• [Written exercise]: Edit the data lines between the line containing "Bar <box>202 145 208 278</box>" and the line containing "Bar <box>286 143 292 278</box>", inclusive, and reproduce them with every instance of "Bar" changed to "Rectangle" and nothing else altered.

• [Dataset records]:

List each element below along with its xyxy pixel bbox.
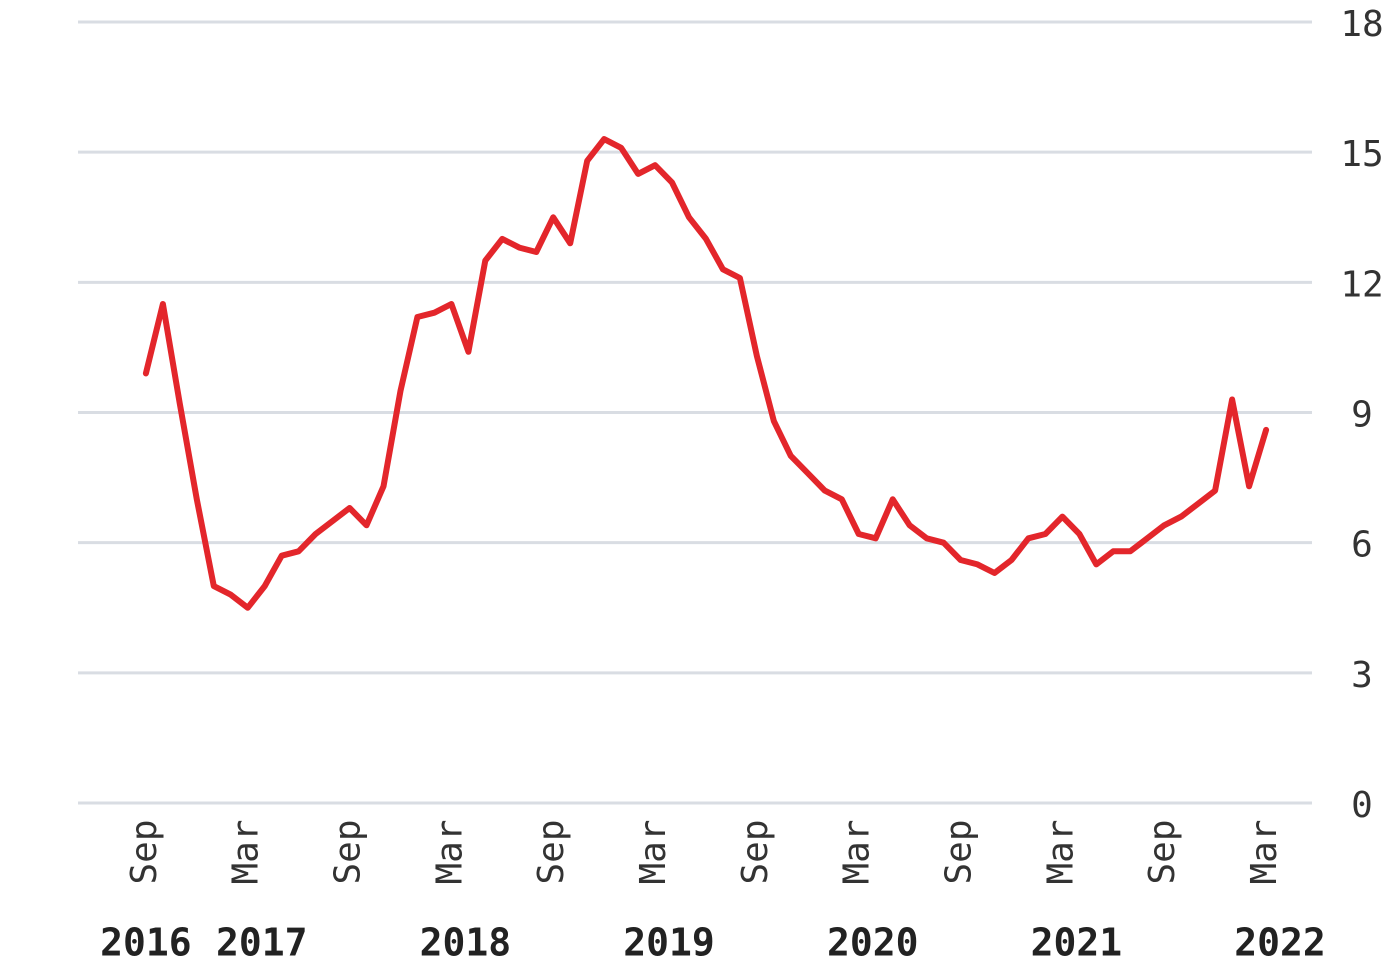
year-label: 2016: [100, 921, 192, 965]
x-tick-label: Sep: [531, 819, 572, 884]
line: [142, 136, 1270, 611]
year-label: 2018: [420, 921, 512, 965]
y-tick-label: 9: [1351, 395, 1373, 436]
x-tick-label: Mar: [429, 819, 470, 884]
year-label: 2021: [1031, 921, 1123, 965]
x-tick-label: Mar: [226, 819, 267, 884]
y-tick-label: 3: [1351, 655, 1373, 696]
y-tick-label: 18: [1340, 4, 1383, 45]
x-tick-label: Mar: [837, 819, 878, 884]
x-tick-label: Sep: [735, 819, 776, 884]
x-tick-label: Mar: [1040, 819, 1081, 884]
year-label: 2022: [1234, 921, 1326, 965]
x-tick-label: Mar: [633, 819, 674, 884]
y-tick-label: 12: [1340, 264, 1383, 305]
x-tick-label: Sep: [939, 819, 980, 884]
year-label: 2020: [827, 921, 919, 965]
x-tick-label: Sep: [124, 819, 165, 884]
year-label: 2019: [623, 921, 715, 965]
y-tick-label: 0: [1351, 785, 1373, 826]
y-tick-label: 15: [1340, 134, 1383, 175]
x-tick-label: Mar: [1244, 819, 1285, 884]
year-label: 2017: [216, 921, 308, 965]
x-tick-label: Sep: [328, 819, 369, 884]
x-tick-label: Sep: [1142, 819, 1183, 884]
y-tick-label: 6: [1351, 525, 1373, 566]
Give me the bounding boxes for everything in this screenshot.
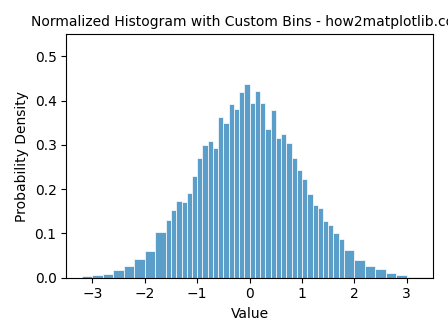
Bar <box>202 145 208 278</box>
Bar <box>234 109 239 278</box>
Bar <box>365 266 375 278</box>
Bar <box>313 205 318 278</box>
Bar <box>297 170 302 278</box>
Bar <box>250 103 255 278</box>
Bar <box>271 110 276 278</box>
Bar <box>187 193 192 278</box>
Bar <box>396 275 407 278</box>
Bar <box>344 250 354 278</box>
Bar <box>333 233 339 278</box>
Bar <box>307 194 313 278</box>
Bar <box>260 103 265 278</box>
Bar <box>286 143 292 278</box>
Bar <box>281 134 286 278</box>
Bar <box>166 220 171 278</box>
Bar <box>197 158 202 278</box>
Y-axis label: Probability Density: Probability Density <box>15 90 29 221</box>
X-axis label: Value: Value <box>231 307 269 321</box>
Bar <box>318 208 323 278</box>
Bar <box>239 92 245 278</box>
Bar <box>339 239 344 278</box>
Bar <box>177 201 181 278</box>
Bar <box>228 104 234 278</box>
Title: Normalized Histogram with Custom Bins - how2matplotlib.com: Normalized Histogram with Custom Bins - … <box>31 15 448 29</box>
Bar <box>328 225 333 278</box>
Bar <box>218 118 224 278</box>
Bar <box>292 158 297 278</box>
Bar <box>103 274 113 278</box>
Bar <box>82 276 92 278</box>
Bar <box>145 251 155 278</box>
Bar <box>245 84 250 278</box>
Bar <box>323 221 328 278</box>
Bar <box>265 129 271 278</box>
Bar <box>213 148 218 278</box>
Bar <box>134 259 145 278</box>
Bar <box>171 210 177 278</box>
Bar <box>208 141 213 278</box>
Bar <box>375 269 386 278</box>
Bar <box>407 277 433 278</box>
Bar <box>181 202 187 278</box>
Bar <box>192 176 197 278</box>
Bar <box>124 266 134 278</box>
Bar <box>92 275 103 278</box>
Bar <box>155 232 166 278</box>
Bar <box>224 123 228 278</box>
Bar <box>386 273 396 278</box>
Bar <box>354 260 365 278</box>
Bar <box>113 270 124 278</box>
Bar <box>276 138 281 278</box>
Bar <box>302 179 307 278</box>
Bar <box>255 91 260 278</box>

• [Solved problem]:
Rectangle <box>202 145 208 278</box>
Rectangle <box>234 109 239 278</box>
Rectangle <box>365 266 375 278</box>
Rectangle <box>313 205 318 278</box>
Rectangle <box>297 170 302 278</box>
Rectangle <box>250 103 255 278</box>
Rectangle <box>271 110 276 278</box>
Rectangle <box>187 193 192 278</box>
Rectangle <box>396 275 407 278</box>
Rectangle <box>344 250 354 278</box>
Rectangle <box>333 233 339 278</box>
Rectangle <box>307 194 313 278</box>
Rectangle <box>260 103 265 278</box>
Rectangle <box>286 143 292 278</box>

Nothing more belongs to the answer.